*Problem to work on*
Everything in the listing should be restated word for word.

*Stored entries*
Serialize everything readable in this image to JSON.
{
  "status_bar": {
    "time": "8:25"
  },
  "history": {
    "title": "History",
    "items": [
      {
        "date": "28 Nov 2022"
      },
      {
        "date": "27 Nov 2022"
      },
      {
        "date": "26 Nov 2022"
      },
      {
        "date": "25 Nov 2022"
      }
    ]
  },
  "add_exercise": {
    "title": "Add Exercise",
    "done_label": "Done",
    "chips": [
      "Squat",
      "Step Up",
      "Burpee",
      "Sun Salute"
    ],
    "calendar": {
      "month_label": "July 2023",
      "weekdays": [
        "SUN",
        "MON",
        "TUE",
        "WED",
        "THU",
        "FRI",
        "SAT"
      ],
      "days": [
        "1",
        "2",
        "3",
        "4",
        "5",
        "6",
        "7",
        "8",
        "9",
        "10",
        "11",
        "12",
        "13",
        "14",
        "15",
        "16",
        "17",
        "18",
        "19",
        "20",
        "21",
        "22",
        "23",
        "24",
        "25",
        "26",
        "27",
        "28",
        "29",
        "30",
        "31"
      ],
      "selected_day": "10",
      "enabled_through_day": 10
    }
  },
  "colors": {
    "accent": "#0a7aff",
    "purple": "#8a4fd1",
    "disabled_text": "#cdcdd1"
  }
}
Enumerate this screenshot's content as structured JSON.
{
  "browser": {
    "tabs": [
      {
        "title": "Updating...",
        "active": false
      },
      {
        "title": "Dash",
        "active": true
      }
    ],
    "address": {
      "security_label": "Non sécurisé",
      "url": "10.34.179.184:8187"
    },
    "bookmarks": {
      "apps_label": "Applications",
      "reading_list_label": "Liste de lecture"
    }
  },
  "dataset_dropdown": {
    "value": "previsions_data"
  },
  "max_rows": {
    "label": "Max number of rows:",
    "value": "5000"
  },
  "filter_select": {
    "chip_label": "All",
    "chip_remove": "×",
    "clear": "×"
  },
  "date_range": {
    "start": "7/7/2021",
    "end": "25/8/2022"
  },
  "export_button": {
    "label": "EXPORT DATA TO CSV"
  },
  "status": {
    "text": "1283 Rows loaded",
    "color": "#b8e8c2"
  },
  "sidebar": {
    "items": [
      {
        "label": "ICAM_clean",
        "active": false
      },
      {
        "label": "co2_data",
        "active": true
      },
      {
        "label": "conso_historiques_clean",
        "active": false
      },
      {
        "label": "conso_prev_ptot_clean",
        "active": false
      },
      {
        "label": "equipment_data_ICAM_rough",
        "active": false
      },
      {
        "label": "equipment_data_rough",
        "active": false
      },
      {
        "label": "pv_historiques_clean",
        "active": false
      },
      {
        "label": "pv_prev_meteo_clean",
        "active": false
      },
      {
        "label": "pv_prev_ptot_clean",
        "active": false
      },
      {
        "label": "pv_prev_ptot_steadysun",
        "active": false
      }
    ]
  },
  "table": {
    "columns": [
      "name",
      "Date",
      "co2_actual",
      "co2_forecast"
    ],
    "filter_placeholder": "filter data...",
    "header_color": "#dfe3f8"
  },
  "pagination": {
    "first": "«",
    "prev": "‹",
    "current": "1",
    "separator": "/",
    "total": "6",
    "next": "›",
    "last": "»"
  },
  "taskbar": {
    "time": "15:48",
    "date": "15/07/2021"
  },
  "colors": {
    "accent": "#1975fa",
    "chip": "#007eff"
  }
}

*Answer in full*
Serialize everything readable in this image to JSON.
{
  "status_bar": {
    "time": "8:25"
  },
  "history": {
    "title": "History",
    "items": [
      {
        "date": "28 Nov 2022"
      },
      {
        "date": "27 Nov 2022"
      },
      {
        "date": "26 Nov 2022"
      },
      {
        "date": "25 Nov 2022"
      }
    ]
  },
  "add_exercise": {
    "title": "Add Exercise",
    "done_label": "Done",
    "chips": [
      "Squat",
      "Step Up",
      "Burpee",
      "Sun Salute"
    ],
    "calendar": {
      "month_label": "July 2023",
      "weekdays": [
        "SUN",
        "MON",
        "TUE",
        "WED",
        "THU",
        "FRI",
        "SAT"
      ],
      "days": [
        "1",
        "2",
        "3",
        "4",
        "5",
        "6",
        "7",
        "8",
        "9",
        "10",
        "11",
        "12",
        "13",
        "14",
        "15",
        "16",
        "17",
        "18",
        "19",
        "20",
        "21",
        "22",
        "23",
        "24",
        "25",
        "26",
        "27",
        "28",
        "29",
        "30",
        "31"
      ],
      "selected_day": "10",
      "enabled_through_day": 10
    }
  },
  "colors": {
    "accent": "#0a7aff",
    "purple": "#8a4fd1",
    "disabled_text": "#cdcdd1"
  }
}
Enumerate this screenshot's content as structured JSON.
{
  "browser": {
    "tabs": [
      {
        "title": "Updating...",
        "active": false
      },
      {
        "title": "Dash",
        "active": true
      }
    ],
    "address": {
      "security_label": "Non sécurisé",
      "url": "10.34.179.184:8187"
    },
    "bookmarks": {
      "apps_label": "Applications",
      "reading_list_label": "Liste de lecture"
    }
  },
  "dataset_dropdown": {
    "value": "previsions_data"
  },
  "max_rows": {
    "label": "Max number of rows:",
    "value": "5000"
  },
  "filter_select": {
    "chip_label": "All",
    "chip_remove": "×",
    "clear": "×"
  },
  "date_range": {
    "start": "7/7/2021",
    "end": "25/8/2022"
  },
  "export_button": {
    "label": "EXPORT DATA TO CSV"
  },
  "status": {
    "text": "1283 Rows loaded",
    "color": "#b8e8c2"
  },
  "sidebar": {
    "items": [
      {
        "label": "ICAM_clean",
        "active": false
      },
      {
        "label": "co2_data",
        "active": true
      },
      {
        "label": "conso_historiques_clean",
        "active": false
      },
      {
        "label": "conso_prev_ptot_clean",
        "active": false
      },
      {
        "label": "equipment_data_ICAM_rough",
        "active": false
      },
      {
        "label": "equipment_data_rough",
        "active": false
      },
      {
        "label": "pv_historiques_clean",
        "active": false
      },
      {
        "label": "pv_prev_meteo_clean",
        "active": false
      },
      {
        "label": "pv_prev_ptot_clean",
        "active": false
      },
      {
        "label": "pv_prev_ptot_steadysun",
        "active": false
      }
    ]
  },
  "table": {
    "columns": [
      "name",
      "Date",
      "co2_actual",
      "co2_forecast"
    ],
    "filter_placeholder": "filter data...",
    "header_color": "#dfe3f8"
  },
  "pagination": {
    "first": "«",
    "prev": "‹",
    "current": "1",
    "separator": "/",
    "total": "6",
    "next": "›",
    "last": "»"
  },
  "taskbar": {
    "time": "15:48",
    "date": "15/07/2021"
  },
  "colors": {
    "accent": "#1975fa",
    "chip": "#007eff"
  }
}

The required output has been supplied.